Figure data in JSON
.....

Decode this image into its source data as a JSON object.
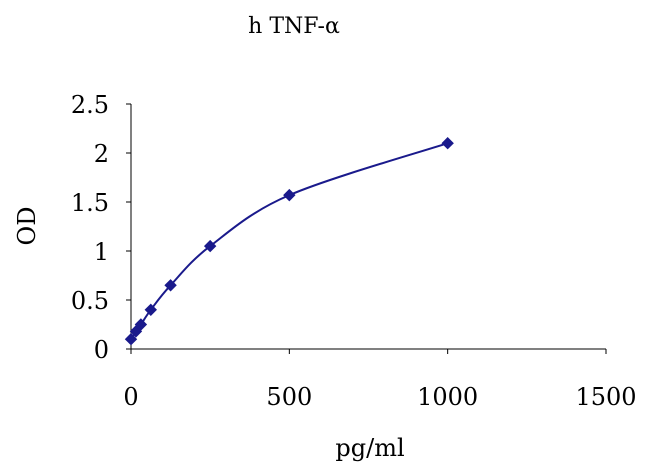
{
  "chart_data": {
    "type": "scatter",
    "title": "h TNF-α",
    "xlabel": "pg/ml",
    "ylabel": "OD",
    "xlim": [
      0,
      1500
    ],
    "ylim": [
      0,
      2.5
    ],
    "x_ticks": [
      0,
      500,
      1000,
      1500
    ],
    "y_ticks": [
      0,
      0.5,
      1,
      1.5,
      2,
      2.5
    ],
    "x_tick_labels": [
      "0",
      "500",
      "1000",
      "1500"
    ],
    "y_tick_labels": [
      "0",
      "0.5",
      "1",
      "1.5",
      "2",
      "2.5"
    ],
    "grid": false,
    "smooth_line": true,
    "marker": "diamond",
    "series_color": "#1a1a8c",
    "series": [
      {
        "x": [
          0,
          15.6,
          31.25,
          62.5,
          125,
          250,
          500,
          1000
        ],
        "y": [
          0.1,
          0.18,
          0.25,
          0.4,
          0.65,
          1.05,
          1.57,
          2.1
        ]
      }
    ]
  }
}
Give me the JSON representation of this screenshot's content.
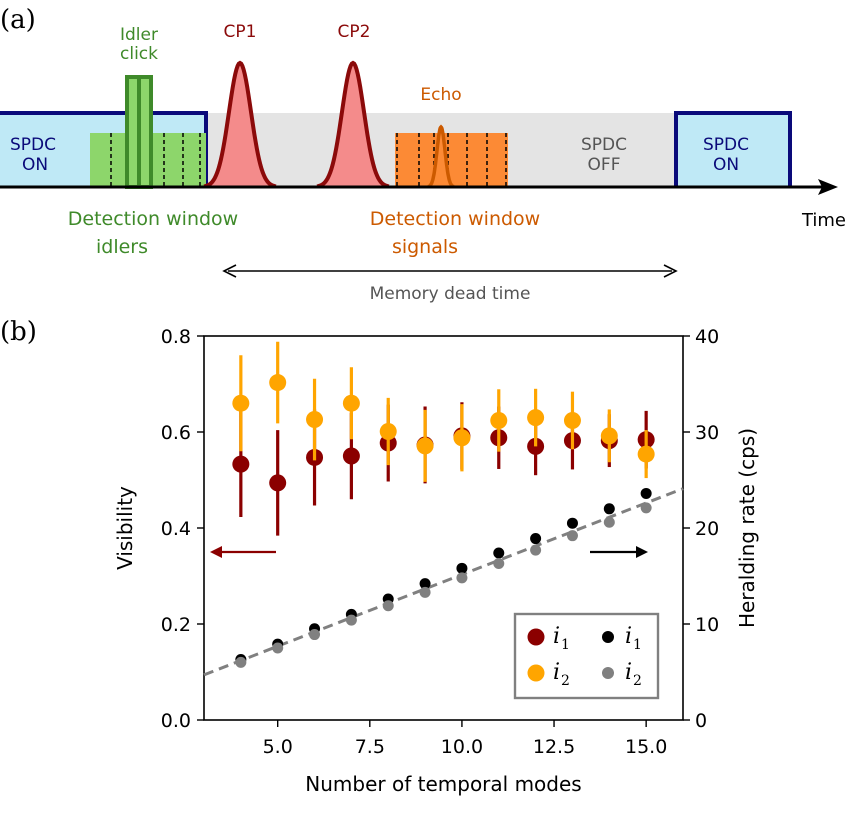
{
  "panel_a": {
    "label": "(a)",
    "idler_click": [
      "Idler",
      "click"
    ],
    "cp1": "CP1",
    "cp2": "CP2",
    "echo": "Echo",
    "spdc_on": [
      "SPDC",
      "ON"
    ],
    "spdc_off": [
      "SPDC",
      "OFF"
    ],
    "det_idlers": [
      "Detection window",
      "idlers"
    ],
    "det_signals": [
      "Detection window",
      "signals"
    ],
    "time": "Time",
    "dead_time": "Memory dead time",
    "colors": {
      "spdc_fill": "#bfe9f6",
      "spdc_border": "#0a0a7a",
      "idler_green": "#3f8a2a",
      "idler_fill": "#8dd66b",
      "cp_fill": "#f48b8b",
      "cp_line": "#8b0a0a",
      "echo_orange": "#cc5a00",
      "signal_fill": "#fc8a35",
      "off_grey": "#e4e4e4",
      "text_grey": "#555555"
    }
  },
  "panel_b_label": "(b)",
  "chart_data": {
    "type": "scatter",
    "xlabel": "Number of temporal modes",
    "ylabel_left": "Visibility",
    "ylabel_right": "Heralding rate (cps)",
    "xlim": [
      3.0,
      16.0
    ],
    "ylim_left": [
      0.0,
      0.8
    ],
    "ylim_right": [
      0,
      40
    ],
    "xticks": [
      "5.0",
      "7.5",
      "10.0",
      "12.5",
      "15.0"
    ],
    "xtick_values": [
      5,
      7.5,
      10,
      12.5,
      15
    ],
    "yticks_left": [
      "0.0",
      "0.2",
      "0.4",
      "0.6",
      "0.8"
    ],
    "ytick_left_values": [
      0,
      0.2,
      0.4,
      0.6,
      0.8
    ],
    "yticks_right": [
      "0",
      "10",
      "20",
      "30",
      "40"
    ],
    "ytick_right_values": [
      0,
      10,
      20,
      30,
      40
    ],
    "x": [
      4,
      5,
      6,
      7,
      8,
      9,
      10,
      11,
      12,
      13,
      14,
      15
    ],
    "series": [
      {
        "name": "i1",
        "axis": "left",
        "color": "#8b0000",
        "values": [
          0.533,
          0.494,
          0.547,
          0.55,
          0.577,
          0.573,
          0.592,
          0.588,
          0.57,
          0.582,
          0.582,
          0.584
        ],
        "err": [
          0.11,
          0.11,
          0.1,
          0.09,
          0.08,
          0.08,
          0.07,
          0.065,
          0.06,
          0.06,
          0.055,
          0.06
        ]
      },
      {
        "name": "i2",
        "axis": "left",
        "color": "#ffa500",
        "values": [
          0.66,
          0.703,
          0.626,
          0.66,
          0.601,
          0.571,
          0.588,
          0.624,
          0.63,
          0.624,
          0.592,
          0.554
        ],
        "err": [
          0.1,
          0.085,
          0.085,
          0.075,
          0.07,
          0.075,
          0.07,
          0.065,
          0.06,
          0.06,
          0.055,
          0.05
        ]
      },
      {
        "name": "i1",
        "axis": "right",
        "color": "#000000",
        "values": [
          6.3,
          7.9,
          9.5,
          11.0,
          12.6,
          14.2,
          15.8,
          17.4,
          18.9,
          20.5,
          22.0,
          23.6
        ]
      },
      {
        "name": "i2",
        "axis": "right",
        "color": "#808080",
        "values": [
          6.0,
          7.5,
          8.9,
          10.4,
          11.9,
          13.3,
          14.8,
          16.3,
          17.7,
          19.2,
          20.6,
          22.1
        ]
      }
    ],
    "fit_line": {
      "x": [
        3.0,
        16.0
      ],
      "y_right": [
        4.7,
        24.1
      ],
      "color": "#808080",
      "style": "dashed"
    },
    "legend": {
      "placement": "lower-right",
      "entries": [
        {
          "label": "i",
          "sub": "1",
          "color": "#8b0000"
        },
        {
          "label": "i",
          "sub": "1",
          "color": "#000000"
        },
        {
          "label": "i",
          "sub": "2",
          "color": "#ffa500"
        },
        {
          "label": "i",
          "sub": "2",
          "color": "#808080"
        }
      ]
    },
    "arrows": {
      "left_color": "#8b0000",
      "right_color": "#000000"
    }
  }
}
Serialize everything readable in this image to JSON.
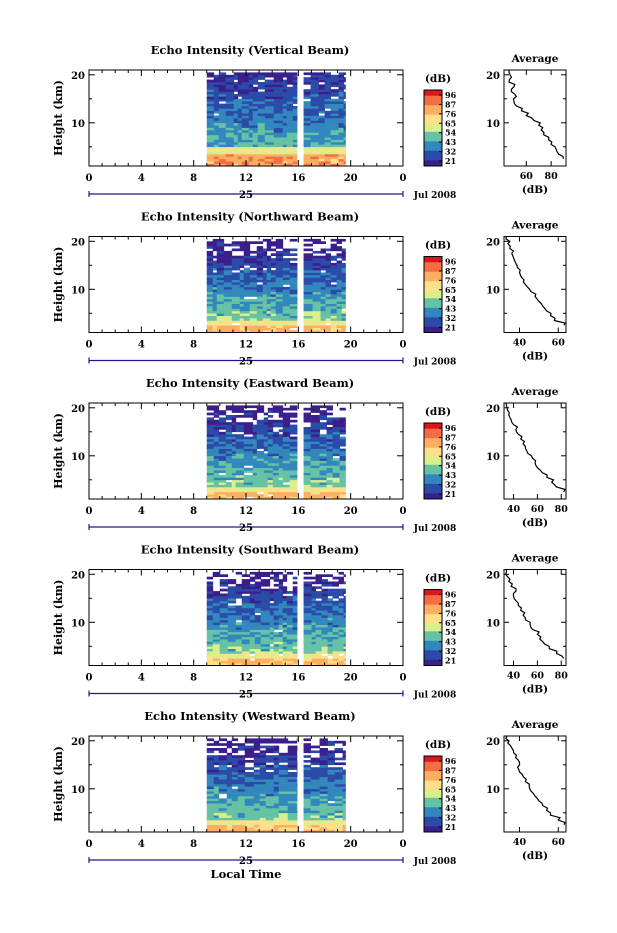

.....

-- INSTRUCTIONS TO FOLLOW --
Copy out the whole listing exactly, and don't carry over any pictures.

-- EXERCISE ANSWER --
Decode this image into its source data as a JSON object.
{
  "chart_data": {
    "type": "scatter",
    "title": "h TNF-α",
    "xlabel": "pg/ml",
    "ylabel": "OD",
    "xlim": [
      0,
      1500
    ],
    "ylim": [
      0,
      2.5
    ],
    "x_ticks": [
      0,
      500,
      1000,
      1500
    ],
    "y_ticks": [
      0,
      0.5,
      1,
      1.5,
      2,
      2.5
    ],
    "x_tick_labels": [
      "0",
      "500",
      "1000",
      "1500"
    ],
    "y_tick_labels": [
      "0",
      "0.5",
      "1",
      "1.5",
      "2",
      "2.5"
    ],
    "grid": false,
    "smooth_line": true,
    "marker": "diamond",
    "series_color": "#1a1a8c",
    "series": [
      {
        "x": [
          0,
          15.6,
          31.25,
          62.5,
          125,
          250,
          500,
          1000
        ],
        "y": [
          0.1,
          0.18,
          0.25,
          0.4,
          0.65,
          1.05,
          1.57,
          2.1
        ]
      }
    ]
  }
}
Give me the JSON representation of this screenshot's content.
{
  "panel_a": {
    "label": "(a)",
    "idler_click": [
      "Idler",
      "click"
    ],
    "cp1": "CP1",
    "cp2": "CP2",
    "echo": "Echo",
    "spdc_on": [
      "SPDC",
      "ON"
    ],
    "spdc_off": [
      "SPDC",
      "OFF"
    ],
    "det_idlers": [
      "Detection window",
      "idlers"
    ],
    "det_signals": [
      "Detection window",
      "signals"
    ],
    "time": "Time",
    "dead_time": "Memory dead time",
    "colors": {
      "spdc_fill": "#bfe9f6",
      "spdc_border": "#0a0a7a",
      "idler_green": "#3f8a2a",
      "idler_fill": "#8dd66b",
      "cp_fill": "#f48b8b",
      "cp_line": "#8b0a0a",
      "echo_orange": "#cc5a00",
      "signal_fill": "#fc8a35",
      "off_grey": "#e4e4e4",
      "text_grey": "#555555"
    }
  },
  "panel_b_label": "(b)",
  "chart_data": {
    "type": "scatter",
    "xlabel": "Number of temporal modes",
    "ylabel_left": "Visibility",
    "ylabel_right": "Heralding rate (cps)",
    "xlim": [
      3.0,
      16.0
    ],
    "ylim_left": [
      0.0,
      0.8
    ],
    "ylim_right": [
      0,
      40
    ],
    "xticks": [
      "5.0",
      "7.5",
      "10.0",
      "12.5",
      "15.0"
    ],
    "xtick_values": [
      5,
      7.5,
      10,
      12.5,
      15
    ],
    "yticks_left": [
      "0.0",
      "0.2",
      "0.4",
      "0.6",
      "0.8"
    ],
    "ytick_left_values": [
      0,
      0.2,
      0.4,
      0.6,
      0.8
    ],
    "yticks_right": [
      "0",
      "10",
      "20",
      "30",
      "40"
    ],
    "ytick_right_values": [
      0,
      10,
      20,
      30,
      40
    ],
    "x": [
      4,
      5,
      6,
      7,
      8,
      9,
      10,
      11,
      12,
      13,
      14,
      15
    ],
    "series": [
      {
        "name": "i1",
        "axis": "left",
        "color": "#8b0000",
        "values": [
          0.533,
          0.494,
          0.547,
          0.55,
          0.577,
          0.573,
          0.592,
          0.588,
          0.57,
          0.582,
          0.582,
          0.584
        ],
        "err": [
          0.11,
          0.11,
          0.1,
          0.09,
          0.08,
          0.08,
          0.07,
          0.065,
          0.06,
          0.06,
          0.055,
          0.06
        ]
      },
      {
        "name": "i2",
        "axis": "left",
        "color": "#ffa500",
        "values": [
          0.66,
          0.703,
          0.626,
          0.66,
          0.601,
          0.571,
          0.588,
          0.624,
          0.63,
          0.624,
          0.592,
          0.554
        ],
        "err": [
          0.1,
          0.085,
          0.085,
          0.075,
          0.07,
          0.075,
          0.07,
          0.065,
          0.06,
          0.06,
          0.055,
          0.05
        ]
      },
      {
        "name": "i1",
        "axis": "right",
        "color": "#000000",
        "values": [
          6.3,
          7.9,
          9.5,
          11.0,
          12.6,
          14.2,
          15.8,
          17.4,
          18.9,
          20.5,
          22.0,
          23.6
        ]
      },
      {
        "name": "i2",
        "axis": "right",
        "color": "#808080",
        "values": [
          6.0,
          7.5,
          8.9,
          10.4,
          11.9,
          13.3,
          14.8,
          16.3,
          17.7,
          19.2,
          20.6,
          22.1
        ]
      }
    ],
    "fit_line": {
      "x": [
        3.0,
        16.0
      ],
      "y_right": [
        4.7,
        24.1
      ],
      "color": "#808080",
      "style": "dashed"
    },
    "legend": {
      "placement": "lower-right",
      "entries": [
        {
          "label": "i",
          "sub": "1",
          "color": "#8b0000"
        },
        {
          "label": "i",
          "sub": "1",
          "color": "#000000"
        },
        {
          "label": "i",
          "sub": "2",
          "color": "#ffa500"
        },
        {
          "label": "i",
          "sub": "2",
          "color": "#808080"
        }
      ]
    },
    "arrows": {
      "left_color": "#8b0000",
      "right_color": "#000000"
    }
  }
}
Serialize everything readable in this image to JSON.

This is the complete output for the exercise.